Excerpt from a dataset
..........

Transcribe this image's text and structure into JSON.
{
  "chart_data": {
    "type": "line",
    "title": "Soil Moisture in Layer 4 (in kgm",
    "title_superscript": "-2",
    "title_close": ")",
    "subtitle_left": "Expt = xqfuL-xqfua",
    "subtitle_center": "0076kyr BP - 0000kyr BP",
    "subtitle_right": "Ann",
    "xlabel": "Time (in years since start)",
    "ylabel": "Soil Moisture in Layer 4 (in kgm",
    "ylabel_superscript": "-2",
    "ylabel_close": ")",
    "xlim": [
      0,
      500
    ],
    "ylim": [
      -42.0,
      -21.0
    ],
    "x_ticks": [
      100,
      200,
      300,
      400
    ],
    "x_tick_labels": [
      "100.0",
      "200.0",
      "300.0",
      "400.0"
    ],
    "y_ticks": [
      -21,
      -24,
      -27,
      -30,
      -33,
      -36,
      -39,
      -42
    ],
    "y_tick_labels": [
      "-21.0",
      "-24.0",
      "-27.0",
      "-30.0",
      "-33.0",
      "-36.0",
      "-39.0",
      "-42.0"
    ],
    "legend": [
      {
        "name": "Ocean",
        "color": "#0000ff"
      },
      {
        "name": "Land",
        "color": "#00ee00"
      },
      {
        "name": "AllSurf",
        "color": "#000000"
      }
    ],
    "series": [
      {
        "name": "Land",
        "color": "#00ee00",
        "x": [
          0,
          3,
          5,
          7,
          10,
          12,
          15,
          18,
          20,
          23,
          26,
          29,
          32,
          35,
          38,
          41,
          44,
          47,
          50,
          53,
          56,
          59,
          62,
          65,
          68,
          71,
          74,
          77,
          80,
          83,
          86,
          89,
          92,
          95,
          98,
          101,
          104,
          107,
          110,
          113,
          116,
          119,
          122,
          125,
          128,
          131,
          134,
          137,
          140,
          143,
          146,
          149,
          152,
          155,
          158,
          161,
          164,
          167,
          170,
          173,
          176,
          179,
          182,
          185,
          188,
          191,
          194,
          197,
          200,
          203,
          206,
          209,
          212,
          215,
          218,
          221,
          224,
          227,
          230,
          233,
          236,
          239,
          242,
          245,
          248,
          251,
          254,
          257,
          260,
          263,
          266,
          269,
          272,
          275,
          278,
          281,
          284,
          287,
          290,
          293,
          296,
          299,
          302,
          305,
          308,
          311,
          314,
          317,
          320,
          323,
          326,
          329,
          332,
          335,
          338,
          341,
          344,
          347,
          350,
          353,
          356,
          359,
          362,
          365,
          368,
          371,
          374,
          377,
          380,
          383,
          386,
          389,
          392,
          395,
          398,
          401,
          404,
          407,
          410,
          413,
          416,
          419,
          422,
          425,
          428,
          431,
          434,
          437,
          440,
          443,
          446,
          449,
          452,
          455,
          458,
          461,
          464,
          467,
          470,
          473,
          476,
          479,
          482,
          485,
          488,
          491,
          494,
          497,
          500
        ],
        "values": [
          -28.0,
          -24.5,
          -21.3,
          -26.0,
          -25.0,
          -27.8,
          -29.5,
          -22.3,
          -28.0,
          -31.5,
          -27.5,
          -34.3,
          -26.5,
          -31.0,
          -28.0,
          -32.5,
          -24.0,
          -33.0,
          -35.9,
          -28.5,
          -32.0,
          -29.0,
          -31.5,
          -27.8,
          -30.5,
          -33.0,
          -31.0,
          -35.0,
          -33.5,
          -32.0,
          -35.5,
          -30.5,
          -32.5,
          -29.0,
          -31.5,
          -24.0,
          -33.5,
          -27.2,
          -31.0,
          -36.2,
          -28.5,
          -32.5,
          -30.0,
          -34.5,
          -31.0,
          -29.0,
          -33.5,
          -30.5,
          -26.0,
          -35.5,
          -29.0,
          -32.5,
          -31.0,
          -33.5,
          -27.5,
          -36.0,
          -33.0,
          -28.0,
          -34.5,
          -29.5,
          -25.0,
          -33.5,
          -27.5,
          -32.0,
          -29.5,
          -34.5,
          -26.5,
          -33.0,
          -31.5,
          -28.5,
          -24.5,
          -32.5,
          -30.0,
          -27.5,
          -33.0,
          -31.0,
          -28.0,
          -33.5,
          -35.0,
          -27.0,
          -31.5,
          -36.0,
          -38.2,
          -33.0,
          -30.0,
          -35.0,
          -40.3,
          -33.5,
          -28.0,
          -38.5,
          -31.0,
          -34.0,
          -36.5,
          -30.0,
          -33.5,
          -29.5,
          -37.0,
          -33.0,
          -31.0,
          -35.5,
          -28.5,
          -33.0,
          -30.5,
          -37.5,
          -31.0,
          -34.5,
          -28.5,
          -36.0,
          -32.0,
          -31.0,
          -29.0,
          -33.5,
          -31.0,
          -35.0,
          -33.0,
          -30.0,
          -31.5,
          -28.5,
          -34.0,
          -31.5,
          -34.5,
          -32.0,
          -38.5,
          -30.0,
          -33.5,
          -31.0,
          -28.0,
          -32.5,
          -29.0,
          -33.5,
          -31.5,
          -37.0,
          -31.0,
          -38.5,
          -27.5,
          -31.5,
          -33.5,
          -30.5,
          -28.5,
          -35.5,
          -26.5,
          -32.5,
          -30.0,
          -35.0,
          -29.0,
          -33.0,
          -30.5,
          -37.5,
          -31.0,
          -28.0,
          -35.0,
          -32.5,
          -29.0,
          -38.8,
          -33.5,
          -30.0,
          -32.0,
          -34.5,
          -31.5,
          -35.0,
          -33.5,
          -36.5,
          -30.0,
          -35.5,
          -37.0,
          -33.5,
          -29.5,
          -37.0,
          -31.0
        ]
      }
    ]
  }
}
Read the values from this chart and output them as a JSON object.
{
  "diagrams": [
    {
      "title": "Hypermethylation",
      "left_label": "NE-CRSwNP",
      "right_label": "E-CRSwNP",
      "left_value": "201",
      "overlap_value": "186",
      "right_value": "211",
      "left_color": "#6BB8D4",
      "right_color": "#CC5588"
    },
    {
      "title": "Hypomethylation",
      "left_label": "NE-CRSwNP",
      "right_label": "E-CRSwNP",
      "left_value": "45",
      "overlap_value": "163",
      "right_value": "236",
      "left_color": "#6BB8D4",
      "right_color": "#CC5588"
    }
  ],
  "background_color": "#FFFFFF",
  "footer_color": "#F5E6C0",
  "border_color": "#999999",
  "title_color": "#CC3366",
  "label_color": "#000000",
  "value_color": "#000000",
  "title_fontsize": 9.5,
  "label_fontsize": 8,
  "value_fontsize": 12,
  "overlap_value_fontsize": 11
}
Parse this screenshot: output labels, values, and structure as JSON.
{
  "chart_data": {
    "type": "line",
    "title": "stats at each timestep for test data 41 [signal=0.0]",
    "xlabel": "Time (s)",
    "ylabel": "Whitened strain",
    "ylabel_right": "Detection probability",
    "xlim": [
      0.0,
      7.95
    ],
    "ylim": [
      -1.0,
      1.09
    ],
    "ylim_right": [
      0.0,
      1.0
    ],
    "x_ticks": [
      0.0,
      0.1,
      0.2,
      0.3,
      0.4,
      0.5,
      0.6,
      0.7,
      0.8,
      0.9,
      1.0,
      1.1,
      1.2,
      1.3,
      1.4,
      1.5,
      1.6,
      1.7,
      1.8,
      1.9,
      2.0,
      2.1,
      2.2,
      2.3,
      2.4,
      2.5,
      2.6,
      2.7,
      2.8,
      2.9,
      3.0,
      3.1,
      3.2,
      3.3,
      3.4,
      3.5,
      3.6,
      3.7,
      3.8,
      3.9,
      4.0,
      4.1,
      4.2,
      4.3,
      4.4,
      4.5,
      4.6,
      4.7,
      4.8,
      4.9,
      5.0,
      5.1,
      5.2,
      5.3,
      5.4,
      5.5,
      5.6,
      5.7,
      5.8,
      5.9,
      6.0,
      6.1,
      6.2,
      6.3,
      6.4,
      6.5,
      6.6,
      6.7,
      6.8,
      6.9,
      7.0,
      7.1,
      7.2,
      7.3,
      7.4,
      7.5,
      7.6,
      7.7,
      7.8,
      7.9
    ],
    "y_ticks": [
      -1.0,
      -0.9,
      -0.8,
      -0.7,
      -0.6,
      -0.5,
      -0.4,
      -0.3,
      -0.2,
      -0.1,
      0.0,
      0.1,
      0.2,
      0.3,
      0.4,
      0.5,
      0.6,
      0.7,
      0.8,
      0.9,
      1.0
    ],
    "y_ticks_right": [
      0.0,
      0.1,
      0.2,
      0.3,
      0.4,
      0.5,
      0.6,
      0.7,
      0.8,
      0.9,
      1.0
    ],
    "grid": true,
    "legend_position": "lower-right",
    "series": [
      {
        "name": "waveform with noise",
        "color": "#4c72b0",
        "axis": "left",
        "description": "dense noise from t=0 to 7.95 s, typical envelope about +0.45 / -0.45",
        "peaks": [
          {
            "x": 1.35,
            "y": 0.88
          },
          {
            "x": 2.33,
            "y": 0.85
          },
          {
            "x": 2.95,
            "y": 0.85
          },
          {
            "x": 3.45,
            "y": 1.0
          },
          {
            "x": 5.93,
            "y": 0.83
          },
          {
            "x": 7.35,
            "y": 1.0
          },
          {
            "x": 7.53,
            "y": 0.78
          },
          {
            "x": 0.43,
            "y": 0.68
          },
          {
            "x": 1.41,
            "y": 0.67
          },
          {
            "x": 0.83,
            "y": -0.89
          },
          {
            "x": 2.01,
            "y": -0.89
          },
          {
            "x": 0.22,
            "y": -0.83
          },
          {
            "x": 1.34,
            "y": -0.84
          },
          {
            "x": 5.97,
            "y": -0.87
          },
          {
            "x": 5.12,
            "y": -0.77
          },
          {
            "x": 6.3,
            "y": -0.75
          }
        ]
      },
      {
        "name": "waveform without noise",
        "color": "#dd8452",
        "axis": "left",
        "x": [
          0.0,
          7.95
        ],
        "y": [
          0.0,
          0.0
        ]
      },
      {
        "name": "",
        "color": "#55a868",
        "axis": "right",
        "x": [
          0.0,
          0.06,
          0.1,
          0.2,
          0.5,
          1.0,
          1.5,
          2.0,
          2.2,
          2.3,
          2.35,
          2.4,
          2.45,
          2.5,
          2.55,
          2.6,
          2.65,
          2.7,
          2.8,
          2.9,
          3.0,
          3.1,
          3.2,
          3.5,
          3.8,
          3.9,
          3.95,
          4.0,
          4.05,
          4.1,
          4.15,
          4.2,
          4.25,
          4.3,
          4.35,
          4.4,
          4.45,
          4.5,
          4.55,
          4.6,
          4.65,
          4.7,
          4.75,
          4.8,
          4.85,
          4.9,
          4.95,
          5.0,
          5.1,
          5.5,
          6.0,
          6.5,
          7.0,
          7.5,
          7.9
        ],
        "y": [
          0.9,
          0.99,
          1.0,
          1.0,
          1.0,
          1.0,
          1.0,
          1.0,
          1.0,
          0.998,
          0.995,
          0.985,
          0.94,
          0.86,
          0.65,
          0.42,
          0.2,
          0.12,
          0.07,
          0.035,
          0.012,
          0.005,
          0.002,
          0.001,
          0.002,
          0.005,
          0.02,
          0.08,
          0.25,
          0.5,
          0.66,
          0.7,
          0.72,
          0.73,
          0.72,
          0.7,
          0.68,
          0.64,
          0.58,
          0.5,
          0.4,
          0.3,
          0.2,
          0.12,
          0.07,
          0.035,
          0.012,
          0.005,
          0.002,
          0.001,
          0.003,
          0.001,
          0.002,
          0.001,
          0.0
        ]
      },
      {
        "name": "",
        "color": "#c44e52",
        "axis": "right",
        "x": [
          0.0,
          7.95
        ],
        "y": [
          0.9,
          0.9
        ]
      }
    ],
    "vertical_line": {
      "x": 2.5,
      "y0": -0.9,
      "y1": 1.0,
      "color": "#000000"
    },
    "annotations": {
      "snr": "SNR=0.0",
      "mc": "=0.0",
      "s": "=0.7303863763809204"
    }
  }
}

..........

### Problem details
Extract, from the material above, each line holding the word "JSON".

### Full output
Transcribe this image's text and structure into JSON.
Read the values from this chart and output them as a JSON object.
Parse this screenshot: output labels, values, and structure as JSON.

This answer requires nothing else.